··· Source material

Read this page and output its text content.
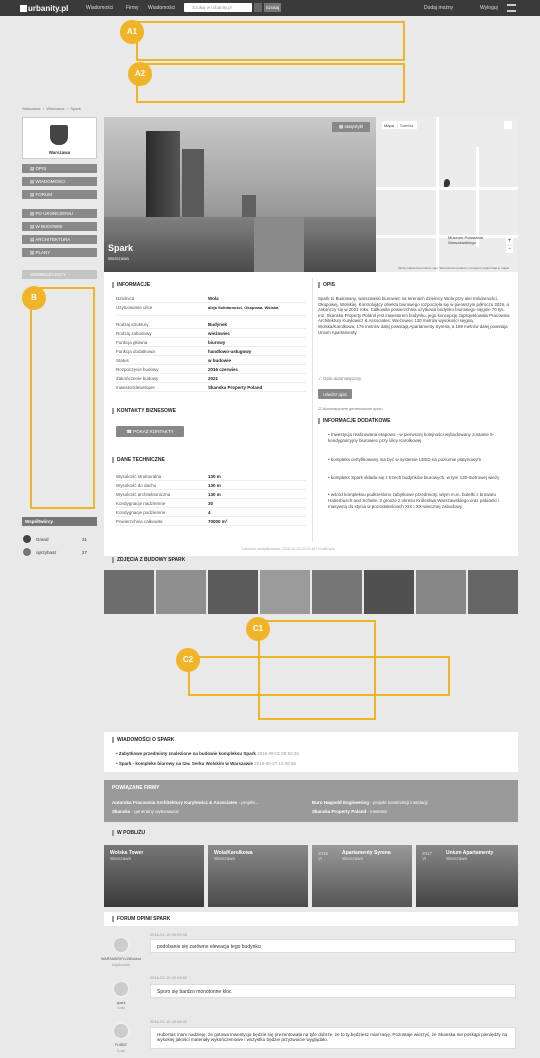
urbanity.pl	Wiadomości	Firmy Wiadomości	Szukaj w urbanity.pl	Szukaj	Dodaj możny	Wyloguj
A1
A2
Warszawa  ›  Wieżowce  ›  Spark
Warszawa
▤ OPIS
▤ WIADOMOŚCI
▤ FORUM
▤ PO UKOŃCZENIU
▤ W BUDOWIE
▤ ARCHITEKTURA
▤ PLANY
ODWIEDZAJĄCY
B
Współtwórcy
Grand	31
oprzyhasz	27
▦ statystyki
Spark
Warszawa
Muzeum Powstania Warszawskiego
Mapa	Satelita
+
−
Skróty klawiszowe Dane mapy Warunki korzystania z programu Zgłoś błąd w mapie
INFORMACJE
Dzielnica	Wola
Usytuowanie ulice	aleja Solidarności, Okopowa, Wolska
Rodzaj struktury	Budynek
Rodzaj zabudowy	wieżowiec
Funkcja główna	biurowy
Funkcja dodatkowa	handlowo-usługowy
Status	w budowie
Rozpoczęcie budowy	2016 czerwiec
Zakończenie budowy	2021
Inwestor/deweloper	Skanska Property Poland
KONTAKTY BIZNESOWE
☎ POKAŻ KONTAKTY
DANE TECHNICZNE
Wysokość strukturalna	130 m
Wysokość do dachu	130 m
Wysokość architektoniczna	130 m
Kondygnacje nadziemne	30
Kondygnacje podziemne	4
Powierzchnia całkowita	70000 m²
OPIS
Spark to Budowany, warszawski biurowiec na terenach dzielnicy Wola przy alei Solidarności, Okopowej, Wolskiej. Kontrolujący obiektu biurowego rozpoczęła się w pierwszym półroczu 2016, a zakończy się w 2021 roku. Całkowita powierzchnia użytkowa budynku biurowego sięgnie 70 tys. m2. Skanska Property Poland jest inwestorem budynku, jego koncepcję zaprojektowała Pracownia Architektury Kuryłowicz & Associates. Wieżowiec 130 metrów wysokości sięgną. Wolska/Karolkowa, 176 metrów dalej powstają Apartamenty Syrena, a 189 metrów dalej powstaja Unium Apartamenty.
✓ Opis automatyczny
Utwórz opis
☑ Automatyczne generowanie opisu
INFORMACJE DODATKOWE
• Inwestycja realizowana etapowo - w pierwszej kolejności wybudowany zostanie 8-kondygnacyjny biurowiec przy ulicy Karolkowej
• kompleks certyfikowany ma być w systemie LEED na poziomie platynowym
• kompleks Spark składa się z trzech budynków biurowych, w tym 130-metrowej wieży
• wśród kompleksu podkreślono zabytkowe przedmioty, wtym m.in. butelki z browaru Haberbusch and Schiele, 3 grosze z okresu Królestwa Warszawskiego oraz pabianki i masywną do stycia w pozostałościach XIX i XX-wiecznej zabudowy
Dziennie modyfikowane: 2016-10-29 02:51:48 | Krótki opis
ZDJĘCIA Z BUDOWY SPARK
C1
C2
WIADOMOŚCI O SPARK
• Zabytkowe przedmioty znalezione na budowie kompleksu Spark 2016-08-01 08:52:25
• Spark - kompleks biurowy na tzw. Serku Wolskim w Warszawie 2016-06-27 12:06:55
POWIĄZANE FIRMY
Autorska Pracownia Architektury Kuryłowicz & Associates - projekt...
Skanska - generalny wykonawca
Buro Happold Engineering - projekt konstrukcji instalacji
Skanska Property Poland - inwestor
W POBLIŻU
Wolska Tower
Warszawa
Wola/Karolkowa
Warszawa
Apartamenty Syrena
Warszawa
2015 VI
Unium Apartamenty
Warszawa
2017 VI
FORUM OPINII SPARK
WARSAWSKYLINEcktud
Użytkownik
2016-01-15 09:09:06
podobanie się zarówno elewacja tego budynku
spark
Gość
2016-01-15 09:08:52
Sporo się bardzo monotonne kloc
FLIBBY
Gość
2016-01-15 09:08:02
Hubertas mam nadzieję, że gotowa inwestycja będzie się prezentowała na tyle dobrze, że to ty będziesz miał rację. Pozostaje wierzyć, że Skanska nie poskąpi pieniędzy na wysokiej jakości materiały wykończeniowe i wszystko będzie przyzwoicie wyglądało.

······

▶ **Description of the task**
Pick out all lines from the data above in which the word "Architektury" appears.

▶ **Exercise result**
Spark to Budowany, warszawski biurowiec na terenach dzielnicy Wola przy alei Solidarności, Okopowej, Wolskiej. Kontrolujący obiektu biurowego rozpoczęła się w pierwszym półroczu 2016, a zakończy się w 2021 roku. Całkowita powierzchnia użytkowa budynku biurowego sięgnie 70 tys. m2. Skanska Property Poland jest inwestorem budynku, jego koncepcję zaprojektowała Pracownia Architektury Kuryłowicz & Associates. Wieżowiec 130 metrów wysokości sięgną. Wolska/Karolkowa, 176 metrów dalej powstają Apartamenty Syrena, a 189 metrów dalej powstaja Unium Apartamenty.
Autorska Pracownia Architektury Kuryłowicz & Associates - projekt...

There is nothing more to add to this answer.